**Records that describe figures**
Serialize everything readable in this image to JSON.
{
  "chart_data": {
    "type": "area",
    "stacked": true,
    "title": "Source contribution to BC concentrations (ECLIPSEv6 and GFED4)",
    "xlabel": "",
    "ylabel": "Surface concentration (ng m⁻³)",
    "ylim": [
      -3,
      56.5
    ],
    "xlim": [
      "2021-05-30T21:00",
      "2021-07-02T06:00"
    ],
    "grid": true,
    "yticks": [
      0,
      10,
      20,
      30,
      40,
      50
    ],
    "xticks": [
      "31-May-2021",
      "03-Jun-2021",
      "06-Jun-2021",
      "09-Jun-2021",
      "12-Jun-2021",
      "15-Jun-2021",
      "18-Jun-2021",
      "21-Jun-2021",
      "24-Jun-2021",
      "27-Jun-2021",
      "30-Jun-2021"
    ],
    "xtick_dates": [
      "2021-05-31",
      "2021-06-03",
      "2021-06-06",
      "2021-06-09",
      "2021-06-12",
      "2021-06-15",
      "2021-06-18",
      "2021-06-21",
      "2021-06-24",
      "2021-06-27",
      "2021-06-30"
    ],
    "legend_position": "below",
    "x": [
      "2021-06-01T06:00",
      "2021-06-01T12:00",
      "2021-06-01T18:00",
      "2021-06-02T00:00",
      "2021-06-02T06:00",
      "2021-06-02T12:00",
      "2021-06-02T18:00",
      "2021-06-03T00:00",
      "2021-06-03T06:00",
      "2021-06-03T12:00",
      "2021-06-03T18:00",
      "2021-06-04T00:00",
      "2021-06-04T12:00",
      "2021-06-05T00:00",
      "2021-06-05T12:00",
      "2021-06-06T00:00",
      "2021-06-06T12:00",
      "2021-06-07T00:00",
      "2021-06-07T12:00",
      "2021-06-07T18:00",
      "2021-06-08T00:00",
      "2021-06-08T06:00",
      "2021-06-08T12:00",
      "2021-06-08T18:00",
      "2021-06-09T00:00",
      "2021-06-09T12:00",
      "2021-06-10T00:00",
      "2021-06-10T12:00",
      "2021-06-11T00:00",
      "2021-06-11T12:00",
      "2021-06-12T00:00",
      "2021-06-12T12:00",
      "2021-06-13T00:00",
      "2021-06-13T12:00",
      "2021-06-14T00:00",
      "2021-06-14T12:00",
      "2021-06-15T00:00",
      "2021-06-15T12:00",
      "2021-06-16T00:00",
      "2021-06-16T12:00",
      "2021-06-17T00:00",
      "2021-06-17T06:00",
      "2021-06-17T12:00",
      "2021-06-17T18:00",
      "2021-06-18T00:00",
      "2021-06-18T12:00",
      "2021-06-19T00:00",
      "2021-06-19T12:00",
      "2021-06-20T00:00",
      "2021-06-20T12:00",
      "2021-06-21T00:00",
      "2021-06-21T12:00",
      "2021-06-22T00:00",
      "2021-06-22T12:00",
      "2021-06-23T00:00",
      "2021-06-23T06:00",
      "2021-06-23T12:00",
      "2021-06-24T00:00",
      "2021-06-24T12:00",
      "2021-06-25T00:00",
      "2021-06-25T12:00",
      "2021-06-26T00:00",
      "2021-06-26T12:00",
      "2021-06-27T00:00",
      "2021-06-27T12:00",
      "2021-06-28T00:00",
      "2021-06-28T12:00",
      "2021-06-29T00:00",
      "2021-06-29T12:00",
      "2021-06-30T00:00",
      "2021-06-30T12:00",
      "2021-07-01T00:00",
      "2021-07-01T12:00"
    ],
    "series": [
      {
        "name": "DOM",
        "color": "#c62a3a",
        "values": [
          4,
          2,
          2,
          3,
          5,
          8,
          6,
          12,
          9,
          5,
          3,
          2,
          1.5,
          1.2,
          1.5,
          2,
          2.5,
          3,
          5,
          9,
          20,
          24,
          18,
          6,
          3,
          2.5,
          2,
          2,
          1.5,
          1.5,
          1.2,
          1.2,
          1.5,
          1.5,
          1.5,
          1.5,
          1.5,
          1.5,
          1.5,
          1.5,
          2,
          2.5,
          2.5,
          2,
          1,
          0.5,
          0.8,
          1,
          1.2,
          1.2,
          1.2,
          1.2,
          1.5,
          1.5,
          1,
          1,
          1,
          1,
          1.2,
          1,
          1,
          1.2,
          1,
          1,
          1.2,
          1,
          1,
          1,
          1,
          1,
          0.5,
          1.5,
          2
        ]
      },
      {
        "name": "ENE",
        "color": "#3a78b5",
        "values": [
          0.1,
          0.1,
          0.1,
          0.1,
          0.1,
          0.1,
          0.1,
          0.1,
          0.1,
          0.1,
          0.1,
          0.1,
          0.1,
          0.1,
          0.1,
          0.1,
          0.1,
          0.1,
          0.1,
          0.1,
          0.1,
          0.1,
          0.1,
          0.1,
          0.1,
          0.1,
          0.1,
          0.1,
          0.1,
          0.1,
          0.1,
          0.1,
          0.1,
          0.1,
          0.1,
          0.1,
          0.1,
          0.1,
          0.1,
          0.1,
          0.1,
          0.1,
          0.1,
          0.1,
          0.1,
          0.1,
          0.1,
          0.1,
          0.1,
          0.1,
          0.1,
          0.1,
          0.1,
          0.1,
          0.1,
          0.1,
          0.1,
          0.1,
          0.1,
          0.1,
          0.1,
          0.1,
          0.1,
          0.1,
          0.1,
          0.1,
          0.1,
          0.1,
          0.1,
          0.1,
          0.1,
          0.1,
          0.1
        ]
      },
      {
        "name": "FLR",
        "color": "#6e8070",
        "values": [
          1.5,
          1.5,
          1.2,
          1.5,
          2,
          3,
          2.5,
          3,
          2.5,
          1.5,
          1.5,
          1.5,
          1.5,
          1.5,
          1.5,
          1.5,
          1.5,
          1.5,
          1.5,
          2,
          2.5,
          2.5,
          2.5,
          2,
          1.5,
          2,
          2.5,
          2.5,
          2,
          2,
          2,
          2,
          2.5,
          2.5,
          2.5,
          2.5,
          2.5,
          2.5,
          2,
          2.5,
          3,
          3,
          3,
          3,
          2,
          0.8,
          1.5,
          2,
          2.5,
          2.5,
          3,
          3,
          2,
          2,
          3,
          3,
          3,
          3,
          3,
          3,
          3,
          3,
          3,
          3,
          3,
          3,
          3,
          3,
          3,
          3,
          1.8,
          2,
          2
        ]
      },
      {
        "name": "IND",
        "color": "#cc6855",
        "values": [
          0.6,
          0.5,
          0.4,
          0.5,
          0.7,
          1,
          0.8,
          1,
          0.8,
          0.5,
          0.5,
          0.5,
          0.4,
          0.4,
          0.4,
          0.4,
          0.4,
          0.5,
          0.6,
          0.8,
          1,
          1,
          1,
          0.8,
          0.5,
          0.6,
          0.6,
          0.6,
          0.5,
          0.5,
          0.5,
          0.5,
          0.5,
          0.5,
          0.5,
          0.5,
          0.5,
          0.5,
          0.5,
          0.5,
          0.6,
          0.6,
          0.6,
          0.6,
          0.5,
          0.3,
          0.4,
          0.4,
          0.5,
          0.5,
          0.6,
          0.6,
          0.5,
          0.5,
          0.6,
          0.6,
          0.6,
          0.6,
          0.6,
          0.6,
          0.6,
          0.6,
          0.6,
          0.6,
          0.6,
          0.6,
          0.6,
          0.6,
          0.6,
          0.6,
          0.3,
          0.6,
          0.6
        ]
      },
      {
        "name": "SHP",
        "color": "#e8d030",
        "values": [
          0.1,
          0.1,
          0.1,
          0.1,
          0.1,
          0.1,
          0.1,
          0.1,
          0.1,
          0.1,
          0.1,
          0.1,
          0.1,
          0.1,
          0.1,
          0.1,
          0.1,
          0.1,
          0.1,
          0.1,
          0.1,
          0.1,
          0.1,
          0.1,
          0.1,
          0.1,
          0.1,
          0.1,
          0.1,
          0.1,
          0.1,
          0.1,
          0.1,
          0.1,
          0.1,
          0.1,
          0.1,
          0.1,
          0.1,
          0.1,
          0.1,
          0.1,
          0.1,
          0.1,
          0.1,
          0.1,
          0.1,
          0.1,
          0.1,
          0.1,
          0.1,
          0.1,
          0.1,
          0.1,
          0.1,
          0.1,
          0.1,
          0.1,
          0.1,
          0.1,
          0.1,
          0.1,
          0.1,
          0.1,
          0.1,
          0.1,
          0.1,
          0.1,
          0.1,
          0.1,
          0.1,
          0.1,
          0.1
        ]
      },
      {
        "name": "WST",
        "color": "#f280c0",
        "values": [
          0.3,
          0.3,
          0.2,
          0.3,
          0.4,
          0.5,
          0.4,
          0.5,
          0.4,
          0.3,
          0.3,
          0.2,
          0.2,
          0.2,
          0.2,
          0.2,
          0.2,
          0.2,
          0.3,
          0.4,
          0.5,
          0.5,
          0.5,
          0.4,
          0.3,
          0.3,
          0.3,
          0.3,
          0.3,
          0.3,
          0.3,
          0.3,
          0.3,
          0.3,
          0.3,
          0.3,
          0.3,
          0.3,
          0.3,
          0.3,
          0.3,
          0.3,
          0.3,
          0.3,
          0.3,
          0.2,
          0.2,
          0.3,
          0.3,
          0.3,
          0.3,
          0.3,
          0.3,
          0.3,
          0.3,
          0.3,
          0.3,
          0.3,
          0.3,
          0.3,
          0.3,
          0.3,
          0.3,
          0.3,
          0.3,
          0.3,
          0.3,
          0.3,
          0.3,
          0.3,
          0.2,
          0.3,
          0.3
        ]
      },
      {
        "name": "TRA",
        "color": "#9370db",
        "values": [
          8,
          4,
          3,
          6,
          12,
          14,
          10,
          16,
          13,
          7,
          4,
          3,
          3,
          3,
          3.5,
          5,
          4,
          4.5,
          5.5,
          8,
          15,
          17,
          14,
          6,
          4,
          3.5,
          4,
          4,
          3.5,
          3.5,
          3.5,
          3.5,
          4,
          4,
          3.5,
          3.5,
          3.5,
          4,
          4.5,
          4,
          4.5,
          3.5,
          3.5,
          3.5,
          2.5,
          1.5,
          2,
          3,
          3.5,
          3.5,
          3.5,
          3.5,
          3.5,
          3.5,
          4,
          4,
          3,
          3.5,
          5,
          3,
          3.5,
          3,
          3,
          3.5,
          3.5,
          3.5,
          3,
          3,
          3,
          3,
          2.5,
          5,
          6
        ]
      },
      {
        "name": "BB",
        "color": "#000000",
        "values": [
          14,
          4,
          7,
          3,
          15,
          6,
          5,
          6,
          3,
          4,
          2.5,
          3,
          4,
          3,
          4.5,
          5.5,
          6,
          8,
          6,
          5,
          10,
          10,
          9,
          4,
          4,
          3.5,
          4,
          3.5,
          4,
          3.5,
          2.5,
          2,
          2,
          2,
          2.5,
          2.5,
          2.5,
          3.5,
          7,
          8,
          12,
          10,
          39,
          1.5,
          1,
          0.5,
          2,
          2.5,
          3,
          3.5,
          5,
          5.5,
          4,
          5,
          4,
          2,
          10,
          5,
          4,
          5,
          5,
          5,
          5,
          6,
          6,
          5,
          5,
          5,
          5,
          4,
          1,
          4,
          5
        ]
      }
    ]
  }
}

**DIRECTIONS**
Count the lines in the entries above that include the string "name", then give only that figure.

**REPLY**
8